## Input material
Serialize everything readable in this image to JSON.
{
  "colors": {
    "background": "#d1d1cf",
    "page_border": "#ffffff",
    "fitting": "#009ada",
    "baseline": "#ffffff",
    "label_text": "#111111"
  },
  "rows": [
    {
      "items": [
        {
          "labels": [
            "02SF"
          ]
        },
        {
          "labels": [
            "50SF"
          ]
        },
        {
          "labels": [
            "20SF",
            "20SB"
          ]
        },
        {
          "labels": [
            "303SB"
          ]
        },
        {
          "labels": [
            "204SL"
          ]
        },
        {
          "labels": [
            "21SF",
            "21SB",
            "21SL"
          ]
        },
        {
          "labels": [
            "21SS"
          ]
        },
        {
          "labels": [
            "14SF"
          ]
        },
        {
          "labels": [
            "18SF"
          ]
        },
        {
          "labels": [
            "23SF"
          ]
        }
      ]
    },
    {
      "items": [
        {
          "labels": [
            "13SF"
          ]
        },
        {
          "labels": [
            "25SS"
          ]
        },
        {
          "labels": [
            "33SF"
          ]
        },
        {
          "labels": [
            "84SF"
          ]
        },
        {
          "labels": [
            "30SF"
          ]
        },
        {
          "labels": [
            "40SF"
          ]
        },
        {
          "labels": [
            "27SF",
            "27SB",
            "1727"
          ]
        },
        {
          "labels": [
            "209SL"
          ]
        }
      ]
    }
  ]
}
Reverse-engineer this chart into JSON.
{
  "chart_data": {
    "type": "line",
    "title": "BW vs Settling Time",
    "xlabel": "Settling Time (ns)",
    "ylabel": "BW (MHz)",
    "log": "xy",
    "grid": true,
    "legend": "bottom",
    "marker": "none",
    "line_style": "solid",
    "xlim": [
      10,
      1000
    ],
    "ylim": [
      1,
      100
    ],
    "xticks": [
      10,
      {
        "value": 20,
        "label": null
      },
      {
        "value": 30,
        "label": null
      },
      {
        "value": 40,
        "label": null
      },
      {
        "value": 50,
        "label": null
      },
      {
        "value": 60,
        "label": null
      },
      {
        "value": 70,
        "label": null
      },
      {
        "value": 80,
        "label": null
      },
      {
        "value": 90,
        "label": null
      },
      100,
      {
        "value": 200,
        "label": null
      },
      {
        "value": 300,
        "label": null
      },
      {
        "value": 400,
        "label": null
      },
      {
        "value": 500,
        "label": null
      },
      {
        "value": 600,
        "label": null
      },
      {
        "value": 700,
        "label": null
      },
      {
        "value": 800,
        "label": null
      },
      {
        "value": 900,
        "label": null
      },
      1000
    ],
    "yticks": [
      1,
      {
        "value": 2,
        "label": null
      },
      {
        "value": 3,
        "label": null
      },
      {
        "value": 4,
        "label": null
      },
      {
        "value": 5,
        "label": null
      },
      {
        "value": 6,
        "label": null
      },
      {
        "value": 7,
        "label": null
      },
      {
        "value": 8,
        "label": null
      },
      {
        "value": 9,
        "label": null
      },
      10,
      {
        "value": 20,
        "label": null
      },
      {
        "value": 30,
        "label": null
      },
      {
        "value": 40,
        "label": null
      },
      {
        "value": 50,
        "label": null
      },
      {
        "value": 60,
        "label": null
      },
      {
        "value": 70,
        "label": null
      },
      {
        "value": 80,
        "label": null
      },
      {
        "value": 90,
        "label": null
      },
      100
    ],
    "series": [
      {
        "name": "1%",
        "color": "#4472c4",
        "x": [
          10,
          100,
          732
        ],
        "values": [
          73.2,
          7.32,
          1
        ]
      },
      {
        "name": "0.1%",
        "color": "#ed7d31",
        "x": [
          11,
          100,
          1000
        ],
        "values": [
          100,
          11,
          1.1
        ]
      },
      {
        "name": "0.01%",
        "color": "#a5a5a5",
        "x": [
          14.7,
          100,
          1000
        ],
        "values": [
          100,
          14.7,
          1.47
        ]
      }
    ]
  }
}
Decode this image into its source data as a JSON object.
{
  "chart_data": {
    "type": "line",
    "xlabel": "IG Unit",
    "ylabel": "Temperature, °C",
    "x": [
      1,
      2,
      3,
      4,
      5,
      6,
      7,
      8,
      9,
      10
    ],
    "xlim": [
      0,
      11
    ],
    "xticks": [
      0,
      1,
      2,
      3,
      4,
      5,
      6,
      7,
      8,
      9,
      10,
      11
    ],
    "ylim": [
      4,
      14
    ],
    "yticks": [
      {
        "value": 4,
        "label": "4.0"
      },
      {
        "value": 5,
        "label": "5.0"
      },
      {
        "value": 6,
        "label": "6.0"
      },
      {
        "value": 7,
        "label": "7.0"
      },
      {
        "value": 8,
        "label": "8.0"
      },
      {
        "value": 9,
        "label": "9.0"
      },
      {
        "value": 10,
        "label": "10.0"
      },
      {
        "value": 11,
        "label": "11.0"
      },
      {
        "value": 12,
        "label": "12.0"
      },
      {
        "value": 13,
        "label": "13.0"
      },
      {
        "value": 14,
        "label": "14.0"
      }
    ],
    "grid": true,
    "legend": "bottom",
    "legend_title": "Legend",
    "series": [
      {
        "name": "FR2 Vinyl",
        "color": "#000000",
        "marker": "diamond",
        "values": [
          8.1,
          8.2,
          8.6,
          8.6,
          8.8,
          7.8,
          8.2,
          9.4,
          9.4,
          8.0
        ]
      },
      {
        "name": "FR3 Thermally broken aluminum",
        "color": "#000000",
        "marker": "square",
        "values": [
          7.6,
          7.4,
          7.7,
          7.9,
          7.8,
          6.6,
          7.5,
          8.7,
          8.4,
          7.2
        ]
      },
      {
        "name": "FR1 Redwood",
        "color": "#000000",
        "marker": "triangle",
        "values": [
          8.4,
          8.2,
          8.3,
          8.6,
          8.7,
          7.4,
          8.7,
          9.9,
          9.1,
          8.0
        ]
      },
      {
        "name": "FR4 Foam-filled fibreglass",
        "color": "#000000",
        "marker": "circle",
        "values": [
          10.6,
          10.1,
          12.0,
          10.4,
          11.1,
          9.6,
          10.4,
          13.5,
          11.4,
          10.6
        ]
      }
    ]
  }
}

## Problem details
Reproduce the entries above in full by retyping them exactly.

## The completed task
Serialize everything readable in this image to JSON.
{
  "colors": {
    "background": "#d1d1cf",
    "page_border": "#ffffff",
    "fitting": "#009ada",
    "baseline": "#ffffff",
    "label_text": "#111111"
  },
  "rows": [
    {
      "items": [
        {
          "labels": [
            "02SF"
          ]
        },
        {
          "labels": [
            "50SF"
          ]
        },
        {
          "labels": [
            "20SF",
            "20SB"
          ]
        },
        {
          "labels": [
            "303SB"
          ]
        },
        {
          "labels": [
            "204SL"
          ]
        },
        {
          "labels": [
            "21SF",
            "21SB",
            "21SL"
          ]
        },
        {
          "labels": [
            "21SS"
          ]
        },
        {
          "labels": [
            "14SF"
          ]
        },
        {
          "labels": [
            "18SF"
          ]
        },
        {
          "labels": [
            "23SF"
          ]
        }
      ]
    },
    {
      "items": [
        {
          "labels": [
            "13SF"
          ]
        },
        {
          "labels": [
            "25SS"
          ]
        },
        {
          "labels": [
            "33SF"
          ]
        },
        {
          "labels": [
            "84SF"
          ]
        },
        {
          "labels": [
            "30SF"
          ]
        },
        {
          "labels": [
            "40SF"
          ]
        },
        {
          "labels": [
            "27SF",
            "27SB",
            "1727"
          ]
        },
        {
          "labels": [
            "209SL"
          ]
        }
      ]
    }
  ]
}
Reverse-engineer this chart into JSON.
{
  "chart_data": {
    "type": "line",
    "title": "BW vs Settling Time",
    "xlabel": "Settling Time (ns)",
    "ylabel": "BW (MHz)",
    "log": "xy",
    "grid": true,
    "legend": "bottom",
    "marker": "none",
    "line_style": "solid",
    "xlim": [
      10,
      1000
    ],
    "ylim": [
      1,
      100
    ],
    "xticks": [
      10,
      {
        "value": 20,
        "label": null
      },
      {
        "value": 30,
        "label": null
      },
      {
        "value": 40,
        "label": null
      },
      {
        "value": 50,
        "label": null
      },
      {
        "value": 60,
        "label": null
      },
      {
        "value": 70,
        "label": null
      },
      {
        "value": 80,
        "label": null
      },
      {
        "value": 90,
        "label": null
      },
      100,
      {
        "value": 200,
        "label": null
      },
      {
        "value": 300,
        "label": null
      },
      {
        "value": 400,
        "label": null
      },
      {
        "value": 500,
        "label": null
      },
      {
        "value": 600,
        "label": null
      },
      {
        "value": 700,
        "label": null
      },
      {
        "value": 800,
        "label": null
      },
      {
        "value": 900,
        "label": null
      },
      1000
    ],
    "yticks": [
      1,
      {
        "value": 2,
        "label": null
      },
      {
        "value": 3,
        "label": null
      },
      {
        "value": 4,
        "label": null
      },
      {
        "value": 5,
        "label": null
      },
      {
        "value": 6,
        "label": null
      },
      {
        "value": 7,
        "label": null
      },
      {
        "value": 8,
        "label": null
      },
      {
        "value": 9,
        "label": null
      },
      10,
      {
        "value": 20,
        "label": null
      },
      {
        "value": 30,
        "label": null
      },
      {
        "value": 40,
        "label": null
      },
      {
        "value": 50,
        "label": null
      },
      {
        "value": 60,
        "label": null
      },
      {
        "value": 70,
        "label": null
      },
      {
        "value": 80,
        "label": null
      },
      {
        "value": 90,
        "label": null
      },
      100
    ],
    "series": [
      {
        "name": "1%",
        "color": "#4472c4",
        "x": [
          10,
          100,
          732
        ],
        "values": [
          73.2,
          7.32,
          1
        ]
      },
      {
        "name": "0.1%",
        "color": "#ed7d31",
        "x": [
          11,
          100,
          1000
        ],
        "values": [
          100,
          11,
          1.1
        ]
      },
      {
        "name": "0.01%",
        "color": "#a5a5a5",
        "x": [
          14.7,
          100,
          1000
        ],
        "values": [
          100,
          14.7,
          1.47
        ]
      }
    ]
  }
}
Decode this image into its source data as a JSON object.
{
  "chart_data": {
    "type": "line",
    "xlabel": "IG Unit",
    "ylabel": "Temperature, °C",
    "x": [
      1,
      2,
      3,
      4,
      5,
      6,
      7,
      8,
      9,
      10
    ],
    "xlim": [
      0,
      11
    ],
    "xticks": [
      0,
      1,
      2,
      3,
      4,
      5,
      6,
      7,
      8,
      9,
      10,
      11
    ],
    "ylim": [
      4,
      14
    ],
    "yticks": [
      {
        "value": 4,
        "label": "4.0"
      },
      {
        "value": 5,
        "label": "5.0"
      },
      {
        "value": 6,
        "label": "6.0"
      },
      {
        "value": 7,
        "label": "7.0"
      },
      {
        "value": 8,
        "label": "8.0"
      },
      {
        "value": 9,
        "label": "9.0"
      },
      {
        "value": 10,
        "label": "10.0"
      },
      {
        "value": 11,
        "label": "11.0"
      },
      {
        "value": 12,
        "label": "12.0"
      },
      {
        "value": 13,
        "label": "13.0"
      },
      {
        "value": 14,
        "label": "14.0"
      }
    ],
    "grid": true,
    "legend": "bottom",
    "legend_title": "Legend",
    "series": [
      {
        "name": "FR2 Vinyl",
        "color": "#000000",
        "marker": "diamond",
        "values": [
          8.1,
          8.2,
          8.6,
          8.6,
          8.8,
          7.8,
          8.2,
          9.4,
          9.4,
          8.0
        ]
      },
      {
        "name": "FR3 Thermally broken aluminum",
        "color": "#000000",
        "marker": "square",
        "values": [
          7.6,
          7.4,
          7.7,
          7.9,
          7.8,
          6.6,
          7.5,
          8.7,
          8.4,
          7.2
        ]
      },
      {
        "name": "FR1 Redwood",
        "color": "#000000",
        "marker": "triangle",
        "values": [
          8.4,
          8.2,
          8.3,
          8.6,
          8.7,
          7.4,
          8.7,
          9.9,
          9.1,
          8.0
        ]
      },
      {
        "name": "FR4 Foam-filled fibreglass",
        "color": "#000000",
        "marker": "circle",
        "values": [
          10.6,
          10.1,
          12.0,
          10.4,
          11.1,
          9.6,
          10.4,
          13.5,
          11.4,
          10.6
        ]
      }
    ]
  }
}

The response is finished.